Saved entries
* Begin *
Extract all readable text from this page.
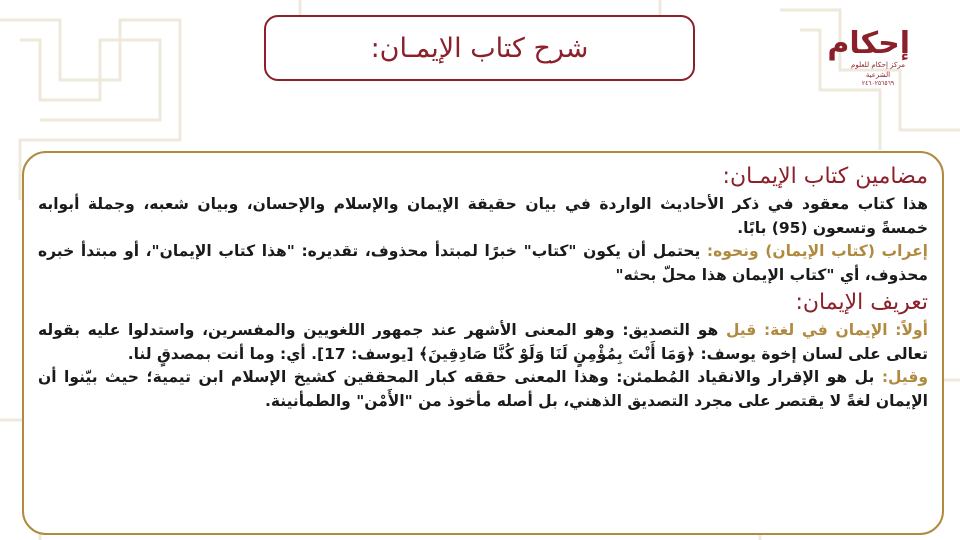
شرح كتاب الإيمـان:	إحكام
مركز إحكام للعلوم الشرعية
٢٤٦٠٢٥٦٥٦٩
مضامين كتاب الإيمـان:
هذا كتاب معقود في ذكر الأحاديث الواردة في بيان حقيقة الإيمان والإسلام والإحسان، وبيان شعبه، وجملة أبوابه خمسةً وتسعون (95) بابًا.
إعراب (كتاب الإيمان) ونحوه: يحتمل أن يكون "كتاب" خبرًا لمبتدأ محذوف، تقديره: "هذا كتاب الإيمان"، أو مبتدأ خبره محذوف، أي "كتاب الإيمان هذا محلّ بحثه"
تعريف الإيمان:
أولاً: الإيمان في لغة: قيل هو التصديق: وهو المعنى الأشهر عند جمهور اللغويين والمفسرين، واستدلوا عليه بقوله تعالى على لسان إخوة يوسف: ﴿وَمَا أَنْتَ بِمُؤْمِنٍ لَنَا وَلَوْ كُنَّا صَادِقِينَ﴾ [يوسف: 17]. أي: وما أنت بمصدقٍ لنا.
وقيل: بل هو الإقرار والانقياد المُطمئن: وهذا المعنى حققه كبار المحققين كشيخ الإسلام ابن تيمية؛ حيث بيّنوا أن الإيمان لغةً لا يقتصر على مجرد التصديق الذهني، بل أصله مأخوذ من "الأَمْن" والطمأنينة.
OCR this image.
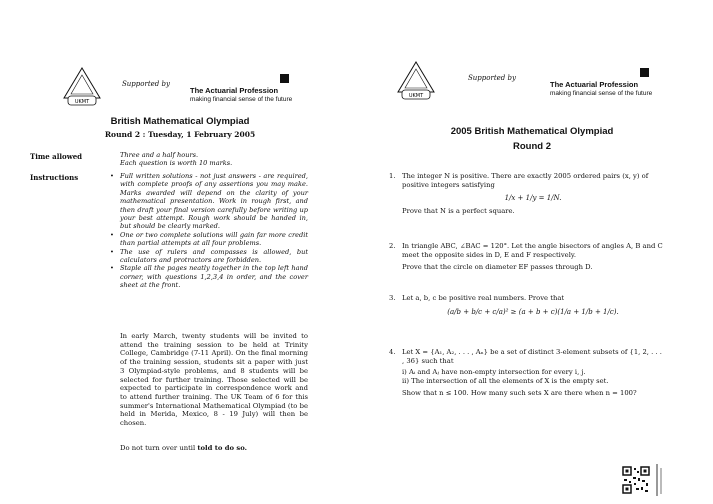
UKMT
Supported by
The Actuarial Profession
making financial sense of the future
British Mathematical Olympiad
Round 2 : Tuesday, 1 February 2005
Time allowed	Three and a half hours.
Each question is worth 10 marks.
Instructions
•	Full written solutions - not just answers - are required, with complete proofs of any assertions you may make. Marks awarded will depend on the clarity of your mathematical presentation. Work in rough first, and then draft your final version carefully before writing up your best attempt. Rough work should be handed in, but should be clearly marked.
• One or two complete solutions will gain far more credit than partial attempts at all four problems.
• The use of rulers and compasses is allowed, but calculators and protractors are forbidden.
• Staple all the pages neatly together in the top left hand corner, with questions 1,2,3,4 in order, and the cover sheet at the front.
In early March, twenty students will be invited to attend the training session to be held at Trinity College, Cambridge (7-11 April). On the final morning of the training session, students sit a paper with just 3 Olympiad-style problems, and 8 students will be selected for further training. Those selected will be expected to participate in correspondence work and to attend further training. The UK Team of 6 for this summer's International Mathematical Olympiad (to be held in Merida, Mexico, 8 - 19 July) will then be chosen.
Do not turn over until told to do so.
UKMT
Supported by
The Actuarial Profession
making financial sense of the future
2005 British Mathematical Olympiad
Round 2
1. The integer N is positive. There are exactly 2005 ordered pairs (x, y) of positive integers satisfying
1/x + 1/y = 1/N.
Prove that N is a perfect square.
2. In triangle ABC, ∠BAC = 120°. Let the angle bisectors of angles A, B and C meet the opposite sides in D, E and F respectively.
Prove that the circle on diameter EF passes through D.
3. Let a, b, c be positive real numbers. Prove that
(a/b + b/c + c/a)² ≥ (a + b + c)(1/a + 1/b + 1/c).
4. Let X = {A₁, A₂, . . . , Aₙ} be a set of distinct 3-element subsets of {1, 2, . . . , 36} such that
i) Aᵢ and Aⱼ have non-empty intersection for every i, j.
ii) The intersection of all the elements of X is the empty set.
Show that n ≤ 100. How many such sets X are there when n = 100?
* End *
__Goal of the exercise__. Transcribe all the data word for word; the images stay out.

__Expected answer__.
Extract all readable text from this page.
شرح كتاب الإيمـان:	إحكام
مركز إحكام للعلوم الشرعية
٢٤٦٠٢٥٦٥٦٩
مضامين كتاب الإيمـان:
هذا كتاب معقود في ذكر الأحاديث الواردة في بيان حقيقة الإيمان والإسلام والإحسان، وبيان شعبه، وجملة أبوابه خمسةً وتسعون (95) بابًا.
إعراب (كتاب الإيمان) ونحوه: يحتمل أن يكون "كتاب" خبرًا لمبتدأ محذوف، تقديره: "هذا كتاب الإيمان"، أو مبتدأ خبره محذوف، أي "كتاب الإيمان هذا محلّ بحثه"
تعريف الإيمان:
أولاً: الإيمان في لغة: قيل هو التصديق: وهو المعنى الأشهر عند جمهور اللغويين والمفسرين، واستدلوا عليه بقوله تعالى على لسان إخوة يوسف: ﴿وَمَا أَنْتَ بِمُؤْمِنٍ لَنَا وَلَوْ كُنَّا صَادِقِينَ﴾ [يوسف: 17]. أي: وما أنت بمصدقٍ لنا.
وقيل: بل هو الإقرار والانقياد المُطمئن: وهذا المعنى حققه كبار المحققين كشيخ الإسلام ابن تيمية؛ حيث بيّنوا أن الإيمان لغةً لا يقتصر على مجرد التصديق الذهني، بل أصله مأخوذ من "الأَمْن" والطمأنينة.
OCR this image.
UKMT
Supported by
The Actuarial Profession
making financial sense of the future
British Mathematical Olympiad
Round 2 : Tuesday, 1 February 2005
Time allowed	Three and a half hours.
Each question is worth 10 marks.
Instructions
•	Full written solutions - not just answers - are required, with complete proofs of any assertions you may make. Marks awarded will depend on the clarity of your mathematical presentation. Work in rough first, and then draft your final version carefully before writing up your best attempt. Rough work should be handed in, but should be clearly marked.
• One or two complete solutions will gain far more credit than partial attempts at all four problems.
• The use of rulers and compasses is allowed, but calculators and protractors are forbidden.
• Staple all the pages neatly together in the top left hand corner, with questions 1,2,3,4 in order, and the cover sheet at the front.
In early March, twenty students will be invited to attend the training session to be held at Trinity College, Cambridge (7-11 April). On the final morning of the training session, students sit a paper with just 3 Olympiad-style problems, and 8 students will be selected for further training. Those selected will be expected to participate in correspondence work and to attend further training. The UK Team of 6 for this summer's International Mathematical Olympiad (to be held in Merida, Mexico, 8 - 19 July) will then be chosen.
Do not turn over until told to do so.
UKMT
Supported by
The Actuarial Profession
making financial sense of the future
2005 British Mathematical Olympiad
Round 2
1. The integer N is positive. There are exactly 2005 ordered pairs (x, y) of positive integers satisfying
1/x + 1/y = 1/N.
Prove that N is a perfect square.
2. In triangle ABC, ∠BAC = 120°. Let the angle bisectors of angles A, B and C meet the opposite sides in D, E and F respectively.
Prove that the circle on diameter EF passes through D.
3. Let a, b, c be positive real numbers. Prove that
(a/b + b/c + c/a)² ≥ (a + b + c)(1/a + 1/b + 1/c).
4. Let X = {A₁, A₂, . . . , Aₙ} be a set of distinct 3-element subsets of {1, 2, . . . , 36} such that
i) Aᵢ and Aⱼ have non-empty intersection for every i, j.
ii) The intersection of all the elements of X is the empty set.
Show that n ≤ 100. How many such sets X are there when n = 100?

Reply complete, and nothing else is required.